Given instruction
Reproduce all entries word for word.

Exercise data
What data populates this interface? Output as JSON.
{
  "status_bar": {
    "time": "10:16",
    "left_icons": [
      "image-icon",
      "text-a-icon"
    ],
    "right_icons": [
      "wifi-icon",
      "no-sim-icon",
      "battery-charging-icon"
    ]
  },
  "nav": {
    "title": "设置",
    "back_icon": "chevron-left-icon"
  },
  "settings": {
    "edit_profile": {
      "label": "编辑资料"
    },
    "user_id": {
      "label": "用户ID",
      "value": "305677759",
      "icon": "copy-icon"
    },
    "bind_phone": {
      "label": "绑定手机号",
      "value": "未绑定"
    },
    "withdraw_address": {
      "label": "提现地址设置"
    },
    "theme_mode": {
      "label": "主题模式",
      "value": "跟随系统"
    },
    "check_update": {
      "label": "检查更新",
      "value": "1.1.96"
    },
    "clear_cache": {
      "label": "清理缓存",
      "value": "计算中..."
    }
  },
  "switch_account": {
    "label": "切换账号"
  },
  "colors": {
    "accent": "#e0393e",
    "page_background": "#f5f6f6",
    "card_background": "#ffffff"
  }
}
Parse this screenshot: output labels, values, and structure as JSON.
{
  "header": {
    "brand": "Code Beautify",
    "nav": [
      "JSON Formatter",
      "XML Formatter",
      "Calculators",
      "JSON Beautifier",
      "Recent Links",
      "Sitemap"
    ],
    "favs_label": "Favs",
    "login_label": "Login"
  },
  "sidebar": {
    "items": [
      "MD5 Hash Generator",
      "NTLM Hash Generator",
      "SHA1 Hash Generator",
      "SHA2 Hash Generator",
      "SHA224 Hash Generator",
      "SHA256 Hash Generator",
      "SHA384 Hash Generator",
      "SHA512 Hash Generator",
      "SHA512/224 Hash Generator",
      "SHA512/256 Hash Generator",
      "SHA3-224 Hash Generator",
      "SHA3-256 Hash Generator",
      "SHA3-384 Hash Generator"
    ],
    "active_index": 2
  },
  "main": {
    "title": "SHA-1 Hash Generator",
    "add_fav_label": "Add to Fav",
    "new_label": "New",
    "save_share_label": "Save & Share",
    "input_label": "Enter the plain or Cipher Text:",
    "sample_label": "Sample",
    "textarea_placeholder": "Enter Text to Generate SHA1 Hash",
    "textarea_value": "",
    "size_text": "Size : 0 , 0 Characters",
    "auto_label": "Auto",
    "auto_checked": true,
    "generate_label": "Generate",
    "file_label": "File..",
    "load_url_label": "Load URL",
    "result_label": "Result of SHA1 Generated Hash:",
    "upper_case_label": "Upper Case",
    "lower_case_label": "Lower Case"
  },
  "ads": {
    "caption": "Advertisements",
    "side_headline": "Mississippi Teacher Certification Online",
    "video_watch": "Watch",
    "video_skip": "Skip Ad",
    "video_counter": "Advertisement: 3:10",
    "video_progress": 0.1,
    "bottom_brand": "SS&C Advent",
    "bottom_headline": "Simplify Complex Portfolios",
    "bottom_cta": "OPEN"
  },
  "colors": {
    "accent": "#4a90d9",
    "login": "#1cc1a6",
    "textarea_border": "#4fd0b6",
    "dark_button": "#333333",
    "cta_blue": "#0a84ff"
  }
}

Written reply
What data populates this interface? Output as JSON.
{
  "status_bar": {
    "time": "10:16",
    "left_icons": [
      "image-icon",
      "text-a-icon"
    ],
    "right_icons": [
      "wifi-icon",
      "no-sim-icon",
      "battery-charging-icon"
    ]
  },
  "nav": {
    "title": "设置",
    "back_icon": "chevron-left-icon"
  },
  "settings": {
    "edit_profile": {
      "label": "编辑资料"
    },
    "user_id": {
      "label": "用户ID",
      "value": "305677759",
      "icon": "copy-icon"
    },
    "bind_phone": {
      "label": "绑定手机号",
      "value": "未绑定"
    },
    "withdraw_address": {
      "label": "提现地址设置"
    },
    "theme_mode": {
      "label": "主题模式",
      "value": "跟随系统"
    },
    "check_update": {
      "label": "检查更新",
      "value": "1.1.96"
    },
    "clear_cache": {
      "label": "清理缓存",
      "value": "计算中..."
    }
  },
  "switch_account": {
    "label": "切换账号"
  },
  "colors": {
    "accent": "#e0393e",
    "page_background": "#f5f6f6",
    "card_background": "#ffffff"
  }
}
Parse this screenshot: output labels, values, and structure as JSON.
{
  "header": {
    "brand": "Code Beautify",
    "nav": [
      "JSON Formatter",
      "XML Formatter",
      "Calculators",
      "JSON Beautifier",
      "Recent Links",
      "Sitemap"
    ],
    "favs_label": "Favs",
    "login_label": "Login"
  },
  "sidebar": {
    "items": [
      "MD5 Hash Generator",
      "NTLM Hash Generator",
      "SHA1 Hash Generator",
      "SHA2 Hash Generator",
      "SHA224 Hash Generator",
      "SHA256 Hash Generator",
      "SHA384 Hash Generator",
      "SHA512 Hash Generator",
      "SHA512/224 Hash Generator",
      "SHA512/256 Hash Generator",
      "SHA3-224 Hash Generator",
      "SHA3-256 Hash Generator",
      "SHA3-384 Hash Generator"
    ],
    "active_index": 2
  },
  "main": {
    "title": "SHA-1 Hash Generator",
    "add_fav_label": "Add to Fav",
    "new_label": "New",
    "save_share_label": "Save & Share",
    "input_label": "Enter the plain or Cipher Text:",
    "sample_label": "Sample",
    "textarea_placeholder": "Enter Text to Generate SHA1 Hash",
    "textarea_value": "",
    "size_text": "Size : 0 , 0 Characters",
    "auto_label": "Auto",
    "auto_checked": true,
    "generate_label": "Generate",
    "file_label": "File..",
    "load_url_label": "Load URL",
    "result_label": "Result of SHA1 Generated Hash:",
    "upper_case_label": "Upper Case",
    "lower_case_label": "Lower Case"
  },
  "ads": {
    "caption": "Advertisements",
    "side_headline": "Mississippi Teacher Certification Online",
    "video_watch": "Watch",
    "video_skip": "Skip Ad",
    "video_counter": "Advertisement: 3:10",
    "video_progress": 0.1,
    "bottom_brand": "SS&C Advent",
    "bottom_headline": "Simplify Complex Portfolios",
    "bottom_cta": "OPEN"
  },
  "colors": {
    "accent": "#4a90d9",
    "login": "#1cc1a6",
    "textarea_border": "#4fd0b6",
    "dark_button": "#333333",
    "cta_blue": "#0a84ff"
  }
}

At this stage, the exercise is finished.